[PROBLEM DETAILS]
Extract all lines that hold the string "pull".

[DATASET ENTRIES]
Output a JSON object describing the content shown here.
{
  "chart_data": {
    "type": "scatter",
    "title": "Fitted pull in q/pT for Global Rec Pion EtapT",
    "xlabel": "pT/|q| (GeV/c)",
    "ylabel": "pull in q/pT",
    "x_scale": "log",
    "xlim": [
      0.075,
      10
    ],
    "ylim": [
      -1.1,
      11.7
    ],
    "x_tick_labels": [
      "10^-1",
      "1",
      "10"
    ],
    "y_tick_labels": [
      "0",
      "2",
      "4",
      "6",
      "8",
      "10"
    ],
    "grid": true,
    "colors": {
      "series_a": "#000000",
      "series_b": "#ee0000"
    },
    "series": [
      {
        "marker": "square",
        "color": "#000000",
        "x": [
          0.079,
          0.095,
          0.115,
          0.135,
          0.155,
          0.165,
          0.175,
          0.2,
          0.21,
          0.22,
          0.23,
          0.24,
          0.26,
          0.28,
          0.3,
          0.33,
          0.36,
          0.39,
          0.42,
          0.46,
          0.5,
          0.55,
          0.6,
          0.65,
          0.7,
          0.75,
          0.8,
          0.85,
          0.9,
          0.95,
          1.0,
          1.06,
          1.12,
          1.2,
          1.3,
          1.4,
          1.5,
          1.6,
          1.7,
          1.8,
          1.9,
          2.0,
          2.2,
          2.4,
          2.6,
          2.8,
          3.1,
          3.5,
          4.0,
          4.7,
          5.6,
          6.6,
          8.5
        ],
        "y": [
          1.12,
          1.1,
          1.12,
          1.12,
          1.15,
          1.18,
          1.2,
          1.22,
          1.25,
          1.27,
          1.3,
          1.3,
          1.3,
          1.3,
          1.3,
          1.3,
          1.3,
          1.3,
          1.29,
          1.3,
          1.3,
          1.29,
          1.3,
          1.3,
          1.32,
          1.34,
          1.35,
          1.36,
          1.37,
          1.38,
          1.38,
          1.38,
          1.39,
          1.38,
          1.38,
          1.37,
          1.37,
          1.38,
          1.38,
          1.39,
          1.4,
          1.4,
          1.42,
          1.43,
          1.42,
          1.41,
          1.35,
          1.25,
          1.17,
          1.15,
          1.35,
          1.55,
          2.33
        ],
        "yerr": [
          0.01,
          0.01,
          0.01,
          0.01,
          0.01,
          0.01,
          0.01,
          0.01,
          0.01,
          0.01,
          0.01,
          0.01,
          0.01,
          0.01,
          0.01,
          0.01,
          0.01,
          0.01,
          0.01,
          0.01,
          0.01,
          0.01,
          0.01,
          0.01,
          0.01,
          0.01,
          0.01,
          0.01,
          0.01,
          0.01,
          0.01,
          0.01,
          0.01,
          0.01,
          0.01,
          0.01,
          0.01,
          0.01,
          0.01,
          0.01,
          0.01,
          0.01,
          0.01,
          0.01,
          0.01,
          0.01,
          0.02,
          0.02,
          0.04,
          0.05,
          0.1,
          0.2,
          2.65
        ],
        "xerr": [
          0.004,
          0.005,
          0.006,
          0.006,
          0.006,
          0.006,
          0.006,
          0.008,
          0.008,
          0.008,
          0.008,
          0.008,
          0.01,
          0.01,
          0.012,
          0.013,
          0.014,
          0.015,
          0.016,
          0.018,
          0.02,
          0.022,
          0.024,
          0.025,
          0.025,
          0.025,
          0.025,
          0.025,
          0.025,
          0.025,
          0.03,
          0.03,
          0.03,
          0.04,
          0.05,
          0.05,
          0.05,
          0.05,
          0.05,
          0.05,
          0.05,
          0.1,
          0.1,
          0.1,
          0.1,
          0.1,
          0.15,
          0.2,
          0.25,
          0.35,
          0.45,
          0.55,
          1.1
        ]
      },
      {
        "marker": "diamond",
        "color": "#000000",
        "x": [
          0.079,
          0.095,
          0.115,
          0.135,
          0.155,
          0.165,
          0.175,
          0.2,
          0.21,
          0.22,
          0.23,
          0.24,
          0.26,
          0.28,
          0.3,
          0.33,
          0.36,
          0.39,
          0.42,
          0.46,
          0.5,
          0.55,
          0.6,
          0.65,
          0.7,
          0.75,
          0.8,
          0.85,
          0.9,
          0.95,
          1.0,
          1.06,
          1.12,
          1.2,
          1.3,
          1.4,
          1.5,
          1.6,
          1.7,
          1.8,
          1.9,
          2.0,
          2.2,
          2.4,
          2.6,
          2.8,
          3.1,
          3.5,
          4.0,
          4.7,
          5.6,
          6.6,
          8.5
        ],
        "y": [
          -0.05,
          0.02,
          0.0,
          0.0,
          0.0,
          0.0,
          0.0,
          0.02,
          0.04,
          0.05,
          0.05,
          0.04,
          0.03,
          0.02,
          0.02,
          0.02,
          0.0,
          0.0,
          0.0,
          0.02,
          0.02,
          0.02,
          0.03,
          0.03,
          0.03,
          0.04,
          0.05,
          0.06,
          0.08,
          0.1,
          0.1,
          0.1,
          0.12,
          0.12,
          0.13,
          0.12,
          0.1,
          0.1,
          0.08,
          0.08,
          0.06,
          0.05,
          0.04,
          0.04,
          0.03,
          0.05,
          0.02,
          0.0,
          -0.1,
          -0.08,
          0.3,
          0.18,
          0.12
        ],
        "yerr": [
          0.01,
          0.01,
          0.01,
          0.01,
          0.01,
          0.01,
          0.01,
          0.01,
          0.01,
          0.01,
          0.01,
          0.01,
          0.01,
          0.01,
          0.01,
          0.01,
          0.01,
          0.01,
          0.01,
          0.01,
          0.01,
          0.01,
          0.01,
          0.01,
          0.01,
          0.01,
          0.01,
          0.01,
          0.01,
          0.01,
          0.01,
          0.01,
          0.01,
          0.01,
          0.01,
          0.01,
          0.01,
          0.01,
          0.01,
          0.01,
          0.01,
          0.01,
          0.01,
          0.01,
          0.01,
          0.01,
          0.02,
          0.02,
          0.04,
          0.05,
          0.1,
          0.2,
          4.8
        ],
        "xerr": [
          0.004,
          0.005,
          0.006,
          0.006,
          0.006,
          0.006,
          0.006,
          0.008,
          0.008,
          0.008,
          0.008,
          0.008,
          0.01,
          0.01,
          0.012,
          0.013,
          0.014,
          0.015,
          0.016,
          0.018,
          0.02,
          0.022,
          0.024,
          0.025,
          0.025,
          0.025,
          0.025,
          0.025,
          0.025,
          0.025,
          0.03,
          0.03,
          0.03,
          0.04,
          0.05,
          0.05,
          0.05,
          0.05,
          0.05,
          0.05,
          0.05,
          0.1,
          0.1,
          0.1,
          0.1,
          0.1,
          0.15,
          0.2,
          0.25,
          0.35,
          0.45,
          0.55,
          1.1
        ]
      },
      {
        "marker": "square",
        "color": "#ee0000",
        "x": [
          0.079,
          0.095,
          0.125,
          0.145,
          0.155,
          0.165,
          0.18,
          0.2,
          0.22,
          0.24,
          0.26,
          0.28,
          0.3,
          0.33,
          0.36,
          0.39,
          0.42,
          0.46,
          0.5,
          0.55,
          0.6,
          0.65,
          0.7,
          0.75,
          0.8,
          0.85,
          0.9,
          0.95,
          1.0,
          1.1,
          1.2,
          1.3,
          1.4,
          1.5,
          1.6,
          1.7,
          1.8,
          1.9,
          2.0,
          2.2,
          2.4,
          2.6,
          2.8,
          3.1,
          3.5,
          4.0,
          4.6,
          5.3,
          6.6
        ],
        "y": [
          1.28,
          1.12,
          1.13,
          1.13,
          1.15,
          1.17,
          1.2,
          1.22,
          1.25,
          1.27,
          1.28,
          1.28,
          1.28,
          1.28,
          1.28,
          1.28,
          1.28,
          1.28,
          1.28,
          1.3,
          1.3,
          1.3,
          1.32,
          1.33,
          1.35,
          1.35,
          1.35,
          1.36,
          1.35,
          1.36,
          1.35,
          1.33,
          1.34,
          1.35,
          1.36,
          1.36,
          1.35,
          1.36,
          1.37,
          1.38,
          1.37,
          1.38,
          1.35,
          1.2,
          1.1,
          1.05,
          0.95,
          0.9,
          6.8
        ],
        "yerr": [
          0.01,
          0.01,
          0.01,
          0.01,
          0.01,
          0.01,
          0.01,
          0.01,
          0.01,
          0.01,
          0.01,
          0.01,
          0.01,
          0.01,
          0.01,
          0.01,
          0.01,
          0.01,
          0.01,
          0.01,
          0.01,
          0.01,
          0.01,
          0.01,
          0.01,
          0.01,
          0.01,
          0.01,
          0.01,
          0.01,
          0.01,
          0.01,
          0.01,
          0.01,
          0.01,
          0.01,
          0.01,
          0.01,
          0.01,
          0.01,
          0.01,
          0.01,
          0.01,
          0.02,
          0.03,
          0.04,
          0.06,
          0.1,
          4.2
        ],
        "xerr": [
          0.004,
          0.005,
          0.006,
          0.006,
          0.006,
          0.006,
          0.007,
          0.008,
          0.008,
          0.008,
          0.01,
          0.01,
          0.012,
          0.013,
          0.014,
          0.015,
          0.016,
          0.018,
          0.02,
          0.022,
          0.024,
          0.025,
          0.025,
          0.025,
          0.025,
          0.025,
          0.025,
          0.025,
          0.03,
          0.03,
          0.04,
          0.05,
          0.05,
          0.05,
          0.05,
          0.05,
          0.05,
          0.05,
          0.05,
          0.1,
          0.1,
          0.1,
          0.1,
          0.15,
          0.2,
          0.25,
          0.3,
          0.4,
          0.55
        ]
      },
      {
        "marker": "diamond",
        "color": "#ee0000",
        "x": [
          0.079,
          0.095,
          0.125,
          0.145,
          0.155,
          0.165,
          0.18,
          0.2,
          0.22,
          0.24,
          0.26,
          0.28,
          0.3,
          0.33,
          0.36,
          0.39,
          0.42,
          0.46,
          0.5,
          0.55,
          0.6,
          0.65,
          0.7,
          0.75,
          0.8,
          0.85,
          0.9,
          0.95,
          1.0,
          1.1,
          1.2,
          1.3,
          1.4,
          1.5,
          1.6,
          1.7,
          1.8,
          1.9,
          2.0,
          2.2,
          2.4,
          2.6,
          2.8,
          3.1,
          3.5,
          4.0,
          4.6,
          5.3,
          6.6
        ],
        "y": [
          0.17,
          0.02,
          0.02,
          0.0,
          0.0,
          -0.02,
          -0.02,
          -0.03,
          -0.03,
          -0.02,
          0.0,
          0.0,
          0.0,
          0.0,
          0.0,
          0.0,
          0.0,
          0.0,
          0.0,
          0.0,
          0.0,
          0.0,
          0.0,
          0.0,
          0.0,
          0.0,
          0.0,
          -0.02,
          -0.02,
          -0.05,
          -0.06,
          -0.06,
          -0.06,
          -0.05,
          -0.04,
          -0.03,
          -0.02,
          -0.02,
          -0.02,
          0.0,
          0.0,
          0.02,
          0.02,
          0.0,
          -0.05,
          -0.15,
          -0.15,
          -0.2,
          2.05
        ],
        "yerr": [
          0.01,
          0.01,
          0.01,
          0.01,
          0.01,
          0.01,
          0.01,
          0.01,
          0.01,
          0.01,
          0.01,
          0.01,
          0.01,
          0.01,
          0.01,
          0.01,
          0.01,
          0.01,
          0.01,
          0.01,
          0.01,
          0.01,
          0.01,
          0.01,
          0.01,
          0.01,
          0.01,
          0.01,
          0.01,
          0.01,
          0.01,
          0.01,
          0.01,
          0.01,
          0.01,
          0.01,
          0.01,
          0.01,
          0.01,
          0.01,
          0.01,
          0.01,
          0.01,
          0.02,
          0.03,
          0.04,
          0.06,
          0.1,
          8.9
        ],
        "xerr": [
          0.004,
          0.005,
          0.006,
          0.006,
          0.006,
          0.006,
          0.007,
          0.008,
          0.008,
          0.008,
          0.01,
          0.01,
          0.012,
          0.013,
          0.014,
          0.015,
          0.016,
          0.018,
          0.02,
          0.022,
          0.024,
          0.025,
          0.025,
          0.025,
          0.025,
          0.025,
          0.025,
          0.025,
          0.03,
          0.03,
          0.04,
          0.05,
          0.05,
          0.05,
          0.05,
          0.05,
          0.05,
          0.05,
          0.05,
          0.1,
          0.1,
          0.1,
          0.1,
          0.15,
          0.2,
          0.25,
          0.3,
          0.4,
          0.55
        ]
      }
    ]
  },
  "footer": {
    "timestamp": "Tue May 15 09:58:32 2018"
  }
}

[OUTPUT BELOW]
    "title": "Fitted pull in q/pT for Global Rec Pion EtapT",
    "ylabel": "pull in q/pT",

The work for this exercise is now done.